- Exercise goal -
Can you retype every record below exactly as written?

* * * * *

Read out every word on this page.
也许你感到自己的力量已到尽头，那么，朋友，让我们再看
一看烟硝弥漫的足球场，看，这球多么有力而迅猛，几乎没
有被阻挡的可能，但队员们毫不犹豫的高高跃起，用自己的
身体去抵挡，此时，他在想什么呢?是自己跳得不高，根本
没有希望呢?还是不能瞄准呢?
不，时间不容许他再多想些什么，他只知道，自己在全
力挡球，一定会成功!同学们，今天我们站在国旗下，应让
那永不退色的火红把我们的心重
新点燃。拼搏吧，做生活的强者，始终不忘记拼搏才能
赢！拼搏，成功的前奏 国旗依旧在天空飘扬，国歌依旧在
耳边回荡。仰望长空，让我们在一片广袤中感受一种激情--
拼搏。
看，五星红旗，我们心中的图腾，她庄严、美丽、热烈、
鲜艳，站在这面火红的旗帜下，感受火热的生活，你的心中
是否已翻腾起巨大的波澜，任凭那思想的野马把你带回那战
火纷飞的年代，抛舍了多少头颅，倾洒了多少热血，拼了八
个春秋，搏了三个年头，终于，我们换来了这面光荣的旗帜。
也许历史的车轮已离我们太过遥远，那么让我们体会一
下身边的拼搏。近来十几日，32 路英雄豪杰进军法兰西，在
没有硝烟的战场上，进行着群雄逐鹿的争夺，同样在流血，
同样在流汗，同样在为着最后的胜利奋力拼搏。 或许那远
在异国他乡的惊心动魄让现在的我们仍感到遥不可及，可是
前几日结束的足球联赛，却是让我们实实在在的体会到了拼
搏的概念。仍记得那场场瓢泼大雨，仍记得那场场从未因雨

* * * * *

- Task response -
Read out every word on this page.
也许你感到自己的力量已到尽头，那么，朋友，让我们再看
一看烟硝弥漫的足球场，看，这球多么有力而迅猛，几乎没
有被阻挡的可能，但队员们毫不犹豫的高高跃起，用自己的
身体去抵挡，此时，他在想什么呢?是自己跳得不高，根本
没有希望呢?还是不能瞄准呢?
不，时间不容许他再多想些什么，他只知道，自己在全
力挡球，一定会成功!同学们，今天我们站在国旗下，应让
那永不退色的火红把我们的心重
新点燃。拼搏吧，做生活的强者，始终不忘记拼搏才能
赢！拼搏，成功的前奏 国旗依旧在天空飘扬，国歌依旧在
耳边回荡。仰望长空，让我们在一片广袤中感受一种激情--
拼搏。
看，五星红旗，我们心中的图腾，她庄严、美丽、热烈、
鲜艳，站在这面火红的旗帜下，感受火热的生活，你的心中
是否已翻腾起巨大的波澜，任凭那思想的野马把你带回那战
火纷飞的年代，抛舍了多少头颅，倾洒了多少热血，拼了八
个春秋，搏了三个年头，终于，我们换来了这面光荣的旗帜。
也许历史的车轮已离我们太过遥远，那么让我们体会一
下身边的拼搏。近来十几日，32 路英雄豪杰进军法兰西，在
没有硝烟的战场上，进行着群雄逐鹿的争夺，同样在流血，
同样在流汗，同样在为着最后的胜利奋力拼搏。 或许那远
在异国他乡的惊心动魄让现在的我们仍感到遥不可及，可是
前几日结束的足球联赛，却是让我们实实在在的体会到了拼
搏的概念。仍记得那场场瓢泼大雨，仍记得那场场从未因雨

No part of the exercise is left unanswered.